*Records supplied*:
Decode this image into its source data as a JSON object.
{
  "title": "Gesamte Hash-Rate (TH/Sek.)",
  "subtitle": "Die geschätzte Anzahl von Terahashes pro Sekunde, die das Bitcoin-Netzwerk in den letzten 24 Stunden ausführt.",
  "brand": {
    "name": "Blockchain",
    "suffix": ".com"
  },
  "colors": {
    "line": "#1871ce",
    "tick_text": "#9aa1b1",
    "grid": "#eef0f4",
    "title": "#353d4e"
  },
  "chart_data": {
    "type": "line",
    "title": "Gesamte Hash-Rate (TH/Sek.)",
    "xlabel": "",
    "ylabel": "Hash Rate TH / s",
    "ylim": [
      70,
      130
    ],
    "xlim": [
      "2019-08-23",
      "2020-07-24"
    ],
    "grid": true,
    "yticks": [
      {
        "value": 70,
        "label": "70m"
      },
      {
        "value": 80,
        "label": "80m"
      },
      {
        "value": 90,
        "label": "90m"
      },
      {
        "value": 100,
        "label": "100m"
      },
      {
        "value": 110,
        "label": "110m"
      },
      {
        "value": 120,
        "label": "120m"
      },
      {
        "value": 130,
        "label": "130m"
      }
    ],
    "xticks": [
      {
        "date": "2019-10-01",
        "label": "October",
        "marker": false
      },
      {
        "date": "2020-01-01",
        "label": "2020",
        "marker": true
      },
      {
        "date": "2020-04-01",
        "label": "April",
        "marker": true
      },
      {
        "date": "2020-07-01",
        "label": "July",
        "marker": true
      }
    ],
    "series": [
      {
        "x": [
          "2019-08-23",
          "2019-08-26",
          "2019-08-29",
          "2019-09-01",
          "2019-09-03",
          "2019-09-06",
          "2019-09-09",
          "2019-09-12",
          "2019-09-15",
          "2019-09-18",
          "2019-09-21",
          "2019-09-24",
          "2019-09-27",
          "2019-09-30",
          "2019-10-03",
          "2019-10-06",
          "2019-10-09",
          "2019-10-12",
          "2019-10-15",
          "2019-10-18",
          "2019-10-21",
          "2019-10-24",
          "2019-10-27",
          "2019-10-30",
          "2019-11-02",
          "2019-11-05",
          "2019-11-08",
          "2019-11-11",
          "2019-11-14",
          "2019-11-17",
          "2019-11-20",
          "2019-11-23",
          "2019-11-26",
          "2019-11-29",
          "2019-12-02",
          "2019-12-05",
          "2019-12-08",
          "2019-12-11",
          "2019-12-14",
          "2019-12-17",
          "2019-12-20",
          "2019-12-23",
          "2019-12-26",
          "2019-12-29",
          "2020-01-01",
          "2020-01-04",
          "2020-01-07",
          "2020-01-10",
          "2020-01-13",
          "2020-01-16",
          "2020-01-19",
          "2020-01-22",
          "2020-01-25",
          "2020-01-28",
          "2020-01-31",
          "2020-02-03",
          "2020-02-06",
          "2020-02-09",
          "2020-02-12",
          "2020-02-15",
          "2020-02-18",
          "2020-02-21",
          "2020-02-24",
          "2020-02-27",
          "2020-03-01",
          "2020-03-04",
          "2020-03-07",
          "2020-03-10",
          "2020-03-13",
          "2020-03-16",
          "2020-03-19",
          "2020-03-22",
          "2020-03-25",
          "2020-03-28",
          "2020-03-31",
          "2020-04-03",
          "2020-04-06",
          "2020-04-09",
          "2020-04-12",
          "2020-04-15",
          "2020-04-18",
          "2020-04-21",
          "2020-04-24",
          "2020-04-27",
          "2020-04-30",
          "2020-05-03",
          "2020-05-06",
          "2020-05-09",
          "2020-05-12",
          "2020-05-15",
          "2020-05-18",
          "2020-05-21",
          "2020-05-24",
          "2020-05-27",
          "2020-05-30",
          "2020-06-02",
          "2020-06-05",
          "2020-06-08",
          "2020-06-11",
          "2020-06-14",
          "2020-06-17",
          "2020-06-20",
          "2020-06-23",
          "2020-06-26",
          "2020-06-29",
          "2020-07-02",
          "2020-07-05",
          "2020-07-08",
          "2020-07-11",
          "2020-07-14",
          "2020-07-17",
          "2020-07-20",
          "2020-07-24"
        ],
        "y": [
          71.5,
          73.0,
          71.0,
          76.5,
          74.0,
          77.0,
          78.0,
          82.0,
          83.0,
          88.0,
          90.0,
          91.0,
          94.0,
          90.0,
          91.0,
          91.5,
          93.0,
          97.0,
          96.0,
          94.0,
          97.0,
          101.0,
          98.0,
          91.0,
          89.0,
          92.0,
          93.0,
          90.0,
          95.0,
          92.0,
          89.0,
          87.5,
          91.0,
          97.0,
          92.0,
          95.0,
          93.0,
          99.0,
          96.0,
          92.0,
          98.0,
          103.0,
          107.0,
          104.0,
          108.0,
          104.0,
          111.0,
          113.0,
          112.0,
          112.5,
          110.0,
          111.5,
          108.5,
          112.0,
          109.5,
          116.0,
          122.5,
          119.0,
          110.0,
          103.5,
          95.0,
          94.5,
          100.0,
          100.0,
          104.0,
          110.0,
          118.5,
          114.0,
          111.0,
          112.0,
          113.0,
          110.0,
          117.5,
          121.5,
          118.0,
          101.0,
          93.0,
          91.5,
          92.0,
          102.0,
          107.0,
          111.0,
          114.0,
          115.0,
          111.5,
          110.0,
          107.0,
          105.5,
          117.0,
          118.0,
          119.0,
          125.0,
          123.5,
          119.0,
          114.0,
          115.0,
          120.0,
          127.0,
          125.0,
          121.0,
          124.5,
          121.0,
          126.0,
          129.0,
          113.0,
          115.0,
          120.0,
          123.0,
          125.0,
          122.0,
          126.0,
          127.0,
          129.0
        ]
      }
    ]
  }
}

*Instructions to follow*: Send back each record exactly as it stands.

*The reply*:
Decode this image into its source data as a JSON object.
{
  "title": "Gesamte Hash-Rate (TH/Sek.)",
  "subtitle": "Die geschätzte Anzahl von Terahashes pro Sekunde, die das Bitcoin-Netzwerk in den letzten 24 Stunden ausführt.",
  "brand": {
    "name": "Blockchain",
    "suffix": ".com"
  },
  "colors": {
    "line": "#1871ce",
    "tick_text": "#9aa1b1",
    "grid": "#eef0f4",
    "title": "#353d4e"
  },
  "chart_data": {
    "type": "line",
    "title": "Gesamte Hash-Rate (TH/Sek.)",
    "xlabel": "",
    "ylabel": "Hash Rate TH / s",
    "ylim": [
      70,
      130
    ],
    "xlim": [
      "2019-08-23",
      "2020-07-24"
    ],
    "grid": true,
    "yticks": [
      {
        "value": 70,
        "label": "70m"
      },
      {
        "value": 80,
        "label": "80m"
      },
      {
        "value": 90,
        "label": "90m"
      },
      {
        "value": 100,
        "label": "100m"
      },
      {
        "value": 110,
        "label": "110m"
      },
      {
        "value": 120,
        "label": "120m"
      },
      {
        "value": 130,
        "label": "130m"
      }
    ],
    "xticks": [
      {
        "date": "2019-10-01",
        "label": "October",
        "marker": false
      },
      {
        "date": "2020-01-01",
        "label": "2020",
        "marker": true
      },
      {
        "date": "2020-04-01",
        "label": "April",
        "marker": true
      },
      {
        "date": "2020-07-01",
        "label": "July",
        "marker": true
      }
    ],
    "series": [
      {
        "x": [
          "2019-08-23",
          "2019-08-26",
          "2019-08-29",
          "2019-09-01",
          "2019-09-03",
          "2019-09-06",
          "2019-09-09",
          "2019-09-12",
          "2019-09-15",
          "2019-09-18",
          "2019-09-21",
          "2019-09-24",
          "2019-09-27",
          "2019-09-30",
          "2019-10-03",
          "2019-10-06",
          "2019-10-09",
          "2019-10-12",
          "2019-10-15",
          "2019-10-18",
          "2019-10-21",
          "2019-10-24",
          "2019-10-27",
          "2019-10-30",
          "2019-11-02",
          "2019-11-05",
          "2019-11-08",
          "2019-11-11",
          "2019-11-14",
          "2019-11-17",
          "2019-11-20",
          "2019-11-23",
          "2019-11-26",
          "2019-11-29",
          "2019-12-02",
          "2019-12-05",
          "2019-12-08",
          "2019-12-11",
          "2019-12-14",
          "2019-12-17",
          "2019-12-20",
          "2019-12-23",
          "2019-12-26",
          "2019-12-29",
          "2020-01-01",
          "2020-01-04",
          "2020-01-07",
          "2020-01-10",
          "2020-01-13",
          "2020-01-16",
          "2020-01-19",
          "2020-01-22",
          "2020-01-25",
          "2020-01-28",
          "2020-01-31",
          "2020-02-03",
          "2020-02-06",
          "2020-02-09",
          "2020-02-12",
          "2020-02-15",
          "2020-02-18",
          "2020-02-21",
          "2020-02-24",
          "2020-02-27",
          "2020-03-01",
          "2020-03-04",
          "2020-03-07",
          "2020-03-10",
          "2020-03-13",
          "2020-03-16",
          "2020-03-19",
          "2020-03-22",
          "2020-03-25",
          "2020-03-28",
          "2020-03-31",
          "2020-04-03",
          "2020-04-06",
          "2020-04-09",
          "2020-04-12",
          "2020-04-15",
          "2020-04-18",
          "2020-04-21",
          "2020-04-24",
          "2020-04-27",
          "2020-04-30",
          "2020-05-03",
          "2020-05-06",
          "2020-05-09",
          "2020-05-12",
          "2020-05-15",
          "2020-05-18",
          "2020-05-21",
          "2020-05-24",
          "2020-05-27",
          "2020-05-30",
          "2020-06-02",
          "2020-06-05",
          "2020-06-08",
          "2020-06-11",
          "2020-06-14",
          "2020-06-17",
          "2020-06-20",
          "2020-06-23",
          "2020-06-26",
          "2020-06-29",
          "2020-07-02",
          "2020-07-05",
          "2020-07-08",
          "2020-07-11",
          "2020-07-14",
          "2020-07-17",
          "2020-07-20",
          "2020-07-24"
        ],
        "y": [
          71.5,
          73.0,
          71.0,
          76.5,
          74.0,
          77.0,
          78.0,
          82.0,
          83.0,
          88.0,
          90.0,
          91.0,
          94.0,
          90.0,
          91.0,
          91.5,
          93.0,
          97.0,
          96.0,
          94.0,
          97.0,
          101.0,
          98.0,
          91.0,
          89.0,
          92.0,
          93.0,
          90.0,
          95.0,
          92.0,
          89.0,
          87.5,
          91.0,
          97.0,
          92.0,
          95.0,
          93.0,
          99.0,
          96.0,
          92.0,
          98.0,
          103.0,
          107.0,
          104.0,
          108.0,
          104.0,
          111.0,
          113.0,
          112.0,
          112.5,
          110.0,
          111.5,
          108.5,
          112.0,
          109.5,
          116.0,
          122.5,
          119.0,
          110.0,
          103.5,
          95.0,
          94.5,
          100.0,
          100.0,
          104.0,
          110.0,
          118.5,
          114.0,
          111.0,
          112.0,
          113.0,
          110.0,
          117.5,
          121.5,
          118.0,
          101.0,
          93.0,
          91.5,
          92.0,
          102.0,
          107.0,
          111.0,
          114.0,
          115.0,
          111.5,
          110.0,
          107.0,
          105.5,
          117.0,
          118.0,
          119.0,
          125.0,
          123.5,
          119.0,
          114.0,
          115.0,
          120.0,
          127.0,
          125.0,
          121.0,
          124.5,
          121.0,
          126.0,
          129.0,
          113.0,
          115.0,
          120.0,
          123.0,
          125.0,
          122.0,
          126.0,
          127.0,
          129.0
        ]
      }
    ]
  }
}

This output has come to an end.